:: AIM ::
Reproduce every record below exactly as written, leaving out any pictures.

[Recorded data]
+ + + + + + +
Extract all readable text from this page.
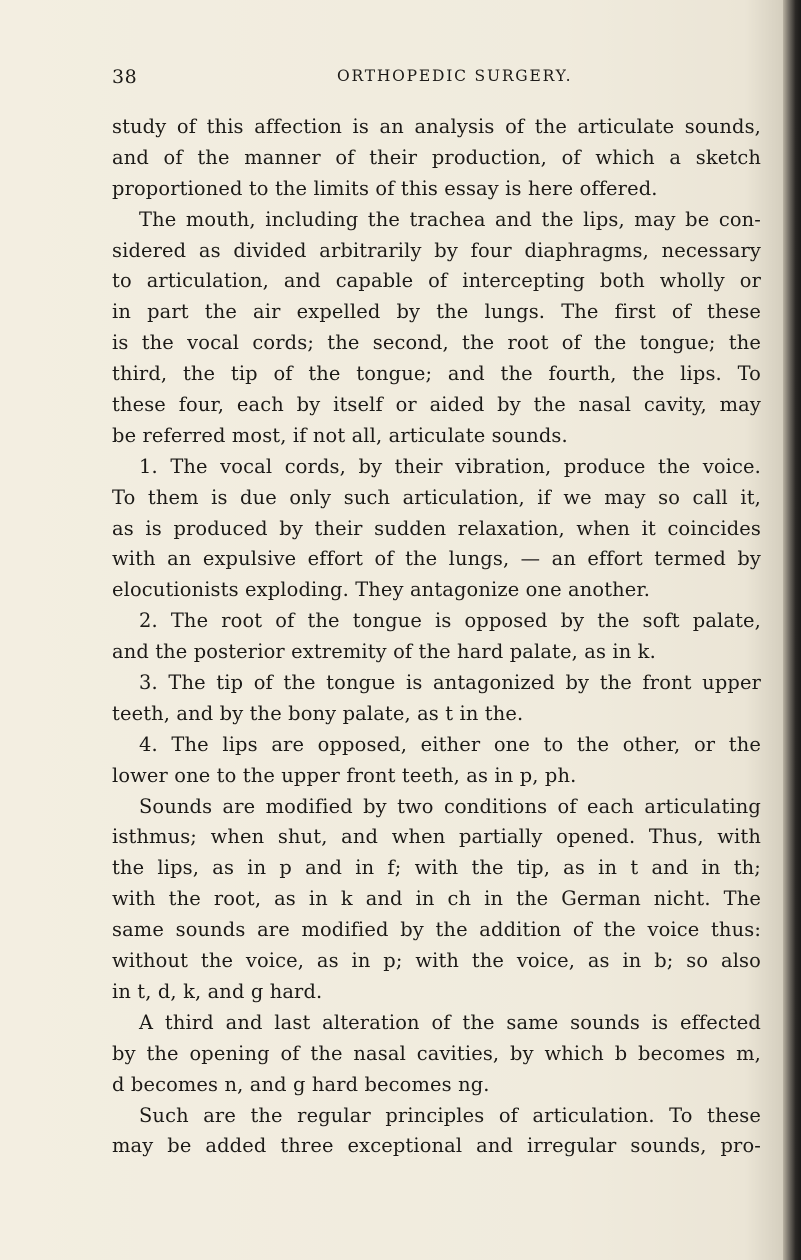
38	ORTHOPEDIC SURGERY.
study of this affection is an analysis of the articulate sounds,
and of the manner of their production, of which a sketch
proportioned to the limits of this essay is here offered.
The mouth, including the trachea and the lips, may be con-
sidered as divided arbitrarily by four diaphragms, necessary
to articulation, and capable of intercepting both wholly or
in part the air expelled by the lungs. The first of these
is the vocal cords; the second, the root of the tongue; the
third, the tip of the tongue; and the fourth, the lips. To
these four, each by itself or aided by the nasal cavity, may
be referred most, if not all, articulate sounds.
1. The vocal cords, by their vibration, produce the voice.
To them is due only such articulation, if we may so call it,
as is produced by their sudden relaxation, when it coincides
with an expulsive effort of the lungs, — an effort termed by
elocutionists exploding. They antagonize one another.
2. The root of the tongue is opposed by the soft palate,
and the posterior extremity of the hard palate, as in k.
3. The tip of the tongue is antagonized by the front upper
teeth, and by the bony palate, as t in the.
4. The lips are opposed, either one to the other, or the
lower one to the upper front teeth, as in p, ph.
Sounds are modified by two conditions of each articulating
isthmus; when shut, and when partially opened. Thus, with
the lips, as in p and in f; with the tip, as in t and in th;
with the root, as in k and in ch in the German nicht. The
same sounds are modified by the addition of the voice thus:
without the voice, as in p; with the voice, as in b; so also
in t, d, k, and g hard.
A third and last alteration of the same sounds is effected
by the opening of the nasal cavities, by which b becomes m,
d becomes n, and g hard becomes ng.
Such are the regular principles of articulation. To these
may be added three exceptional and irregular sounds, pro-
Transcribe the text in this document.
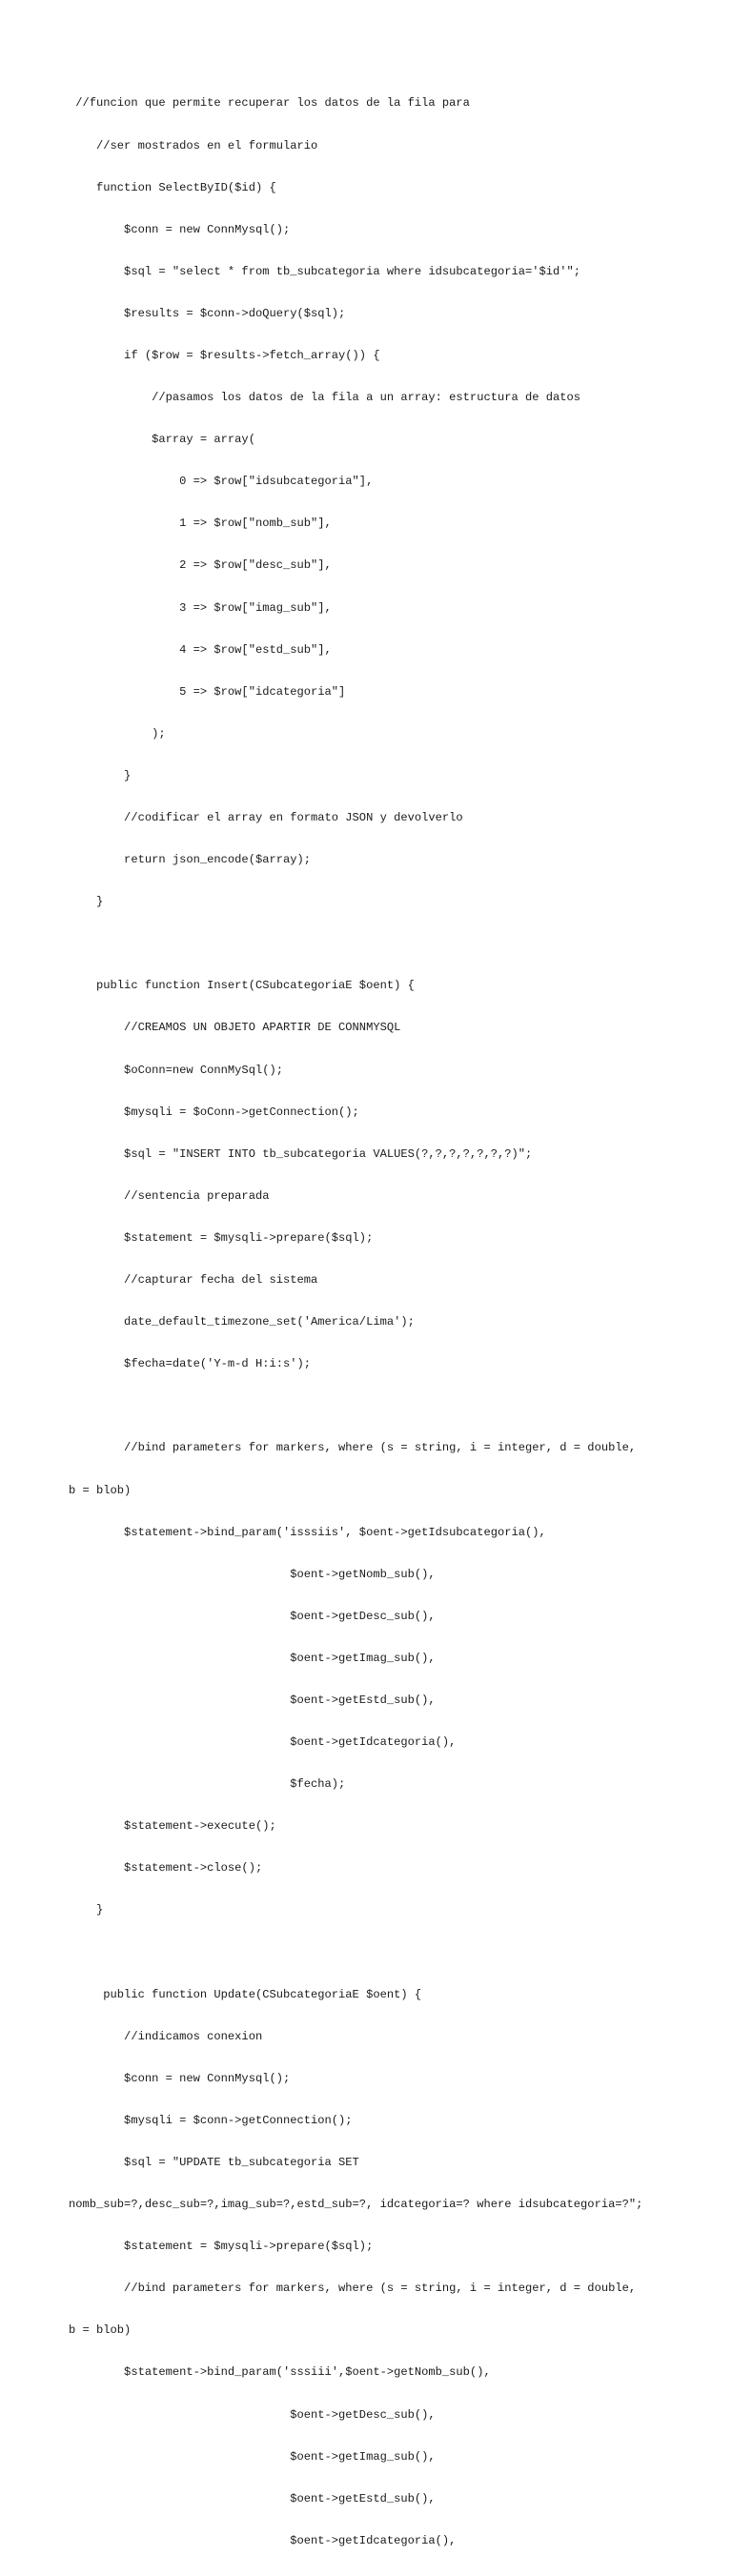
//funcion que permite recuperar los datos de la fila para

//ser mostrados en el formulario

function SelectByID($id) {

$conn = new ConnMysql();

$sql = "select * from tb_subcategoria where idsubcategoria='$id'";

$results = $conn->doQuery($sql);

if ($row = $results->fetch_array()) {

//pasamos los datos de la fila a un array: estructura de datos

$array = array(

0 => $row["idsubcategoria"],

1 => $row["nomb_sub"],

2 => $row["desc_sub"],

3 => $row["imag_sub"],

4 => $row["estd_sub"],

5 => $row["idcategoria"]

);

}

//codificar el array en formato JSON y devolverlo

return json_encode($array);

}

public function Insert(CSubcategoriaE $oent) {

//CREAMOS UN OBJETO APARTIR DE CONNMYSQL

$oConn=new ConnMySql();

$mysqli = $oConn->getConnection();

$sql = "INSERT INTO tb_subcategoria VALUES(?,?,?,?,?,?,?)";

//sentencia preparada

$statement = $mysqli->prepare($sql);

//capturar fecha del sistema

date_default_timezone_set('America/Lima');

$fecha=date('Y-m-d H:i:s');

//bind parameters for markers, where (s = string, i = integer, d = double,

b = blob)

$statement->bind_param('isssiis', $oent->getIdsubcategoria(),

$oent->getNomb_sub(),

$oent->getDesc_sub(),

$oent->getImag_sub(),

$oent->getEstd_sub(),

$oent->getIdcategoria(),

$fecha);

$statement->execute();

$statement->close();

}

public function Update(CSubcategoriaE $oent) {

//indicamos conexion

$conn = new ConnMysql();

$mysqli = $conn->getConnection();

$sql = "UPDATE tb_subcategoria SET

nomb_sub=?,desc_sub=?,imag_sub=?,estd_sub=?, idcategoria=? where idsubcategoria=?";

$statement = $mysqli->prepare($sql);

//bind parameters for markers, where (s = string, i = integer, d = double,

b = blob)

$statement->bind_param('sssiii',$oent->getNomb_sub(),

$oent->getDesc_sub(),

$oent->getImag_sub(),

$oent->getEstd_sub(),

$oent->getIdcategoria(),
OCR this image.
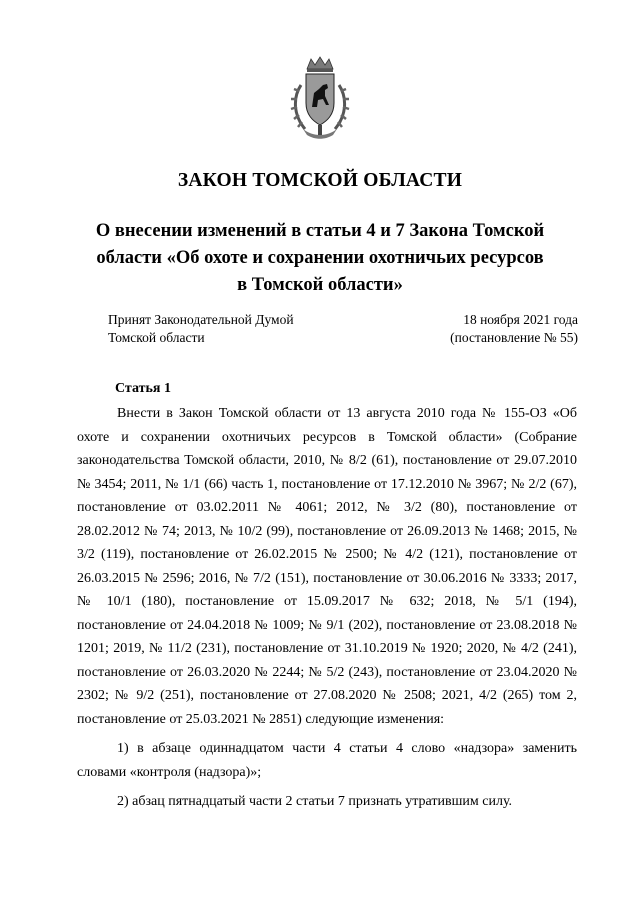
ЗАКОН ТОМСКОЙ ОБЛАСТИ
О внесении изменений в статьи 4 и 7 Закона Томской
области «Об охоте и сохранении охотничьих ресурсов
в Томской области»
Принят Законодательной Думой
Томской области
18 ноября 2021 года
(постановление № 55)
Статья 1

Внести в Закон Томской области от 13 августа 2010 года № 155-ОЗ «Об охоте и сохранении охотничьих ресурсов в Томской области» (Собрание законодательства Томской области, 2010, № 8/2 (61), постановление от 29.07.2010 № 3454; 2011, № 1/1 (66) часть 1, постановление от 17.12.2010 № 3967; № 2/2 (67), постановление от 03.02.2011 № 4061; 2012, № 3/2 (80), постановление от 28.02.2012 № 74; 2013, № 10/2 (99), постановление от 26.09.2013 № 1468; 2015, № 3/2 (119), постановление от 26.02.2015 № 2500; № 4/2 (121), постановление от 26.03.2015 № 2596; 2016, № 7/2 (151), постановление от 30.06.2016 № 3333; 2017, № 10/1 (180), постановление от 15.09.2017 № 632; 2018, № 5/1 (194), постановление от 24.04.2018 № 1009; № 9/1 (202), постановление от 23.08.2018 № 1201; 2019, № 11/2 (231), постановление от 31.10.2019 № 1920; 2020, № 4/2 (241), постановление от 26.03.2020 № 2244; № 5/2 (243), постановление от 23.04.2020 № 2302; № 9/2 (251), постановление от 27.08.2020 № 2508; 2021, 4/2 (265) том 2, постановление от 25.03.2021 № 2851) следующие изменения:

1) в абзаце одиннадцатом части 4 статьи 4 слово «надзора» заменить словами «контроля (надзора)»;

2) абзац пятнадцатый части 2 статьи 7 признать утратившим силу.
+ + + + + + +
:: SOLUTION TO THE PROBLEM ::
Extract all readable text from this page.
38	ORTHOPEDIC SURGERY.
study of this affection is an analysis of the articulate sounds,
and of the manner of their production, of which a sketch
proportioned to the limits of this essay is here offered.
The mouth, including the trachea and the lips, may be con-
sidered as divided arbitrarily by four diaphragms, necessary
to articulation, and capable of intercepting both wholly or
in part the air expelled by the lungs. The first of these
is the vocal cords; the second, the root of the tongue; the
third, the tip of the tongue; and the fourth, the lips. To
these four, each by itself or aided by the nasal cavity, may
be referred most, if not all, articulate sounds.
1. The vocal cords, by their vibration, produce the voice.
To them is due only such articulation, if we may so call it,
as is produced by their sudden relaxation, when it coincides
with an expulsive effort of the lungs, — an effort termed by
elocutionists exploding. They antagonize one another.
2. The root of the tongue is opposed by the soft palate,
and the posterior extremity of the hard palate, as in k.
3. The tip of the tongue is antagonized by the front upper
teeth, and by the bony palate, as t in the.
4. The lips are opposed, either one to the other, or the
lower one to the upper front teeth, as in p, ph.
Sounds are modified by two conditions of each articulating
isthmus; when shut, and when partially opened. Thus, with
the lips, as in p and in f; with the tip, as in t and in th;
with the root, as in k and in ch in the German nicht. The
same sounds are modified by the addition of the voice thus:
without the voice, as in p; with the voice, as in b; so also
in t, d, k, and g hard.
A third and last alteration of the same sounds is effected
by the opening of the nasal cavities, by which b becomes m,
d becomes n, and g hard becomes ng.
Such are the regular principles of articulation. To these
may be added three exceptional and irregular sounds, pro-
Transcribe the text in this document.
//funcion que permite recuperar los datos de la fila para

//ser mostrados en el formulario

function SelectByID($id) {

$conn = new ConnMysql();

$sql = "select * from tb_subcategoria where idsubcategoria='$id'";

$results = $conn->doQuery($sql);

if ($row = $results->fetch_array()) {

//pasamos los datos de la fila a un array: estructura de datos

$array = array(

0 => $row["idsubcategoria"],

1 => $row["nomb_sub"],

2 => $row["desc_sub"],

3 => $row["imag_sub"],

4 => $row["estd_sub"],

5 => $row["idcategoria"]

);

}

//codificar el array en formato JSON y devolverlo

return json_encode($array);

}

public function Insert(CSubcategoriaE $oent) {

//CREAMOS UN OBJETO APARTIR DE CONNMYSQL

$oConn=new ConnMySql();

$mysqli = $oConn->getConnection();

$sql = "INSERT INTO tb_subcategoria VALUES(?,?,?,?,?,?,?)";

//sentencia preparada

$statement = $mysqli->prepare($sql);

//capturar fecha del sistema

date_default_timezone_set('America/Lima');

$fecha=date('Y-m-d H:i:s');

//bind parameters for markers, where (s = string, i = integer, d = double,

b = blob)

$statement->bind_param('isssiis', $oent->getIdsubcategoria(),

$oent->getNomb_sub(),

$oent->getDesc_sub(),

$oent->getImag_sub(),

$oent->getEstd_sub(),

$oent->getIdcategoria(),

$fecha);

$statement->execute();

$statement->close();

}

public function Update(CSubcategoriaE $oent) {

//indicamos conexion

$conn = new ConnMysql();

$mysqli = $conn->getConnection();

$sql = "UPDATE tb_subcategoria SET

nomb_sub=?,desc_sub=?,imag_sub=?,estd_sub=?, idcategoria=? where idsubcategoria=?";

$statement = $mysqli->prepare($sql);

//bind parameters for markers, where (s = string, i = integer, d = double,

b = blob)

$statement->bind_param('sssiii',$oent->getNomb_sub(),

$oent->getDesc_sub(),

$oent->getImag_sub(),

$oent->getEstd_sub(),

$oent->getIdcategoria(),
OCR this image.
ЗАКОН ТОМСКОЙ ОБЛАСТИ
О внесении изменений в статьи 4 и 7 Закона Томской
области «Об охоте и сохранении охотничьих ресурсов
в Томской области»
Принят Законодательной Думой
Томской области
18 ноября 2021 года
(постановление № 55)
Статья 1

Внести в Закон Томской области от 13 августа 2010 года № 155-ОЗ «Об охоте и сохранении охотничьих ресурсов в Томской области» (Собрание законодательства Томской области, 2010, № 8/2 (61), постановление от 29.07.2010 № 3454; 2011, № 1/1 (66) часть 1, постановление от 17.12.2010 № 3967; № 2/2 (67), постановление от 03.02.2011 № 4061; 2012, № 3/2 (80), постановление от 28.02.2012 № 74; 2013, № 10/2 (99), постановление от 26.09.2013 № 1468; 2015, № 3/2 (119), постановление от 26.02.2015 № 2500; № 4/2 (121), постановление от 26.03.2015 № 2596; 2016, № 7/2 (151), постановление от 30.06.2016 № 3333; 2017, № 10/1 (180), постановление от 15.09.2017 № 632; 2018, № 5/1 (194), постановление от 24.04.2018 № 1009; № 9/1 (202), постановление от 23.08.2018 № 1201; 2019, № 11/2 (231), постановление от 31.10.2019 № 1920; 2020, № 4/2 (241), постановление от 26.03.2020 № 2244; № 5/2 (243), постановление от 23.04.2020 № 2302; № 9/2 (251), постановление от 27.08.2020 № 2508; 2021, 4/2 (265) том 2, постановление от 25.03.2021 № 2851) следующие изменения:

1) в абзаце одиннадцатом части 4 статьи 4 слово «надзора» заменить словами «контроля (надзора)»;

2) абзац пятнадцатый части 2 статьи 7 признать утратившим силу.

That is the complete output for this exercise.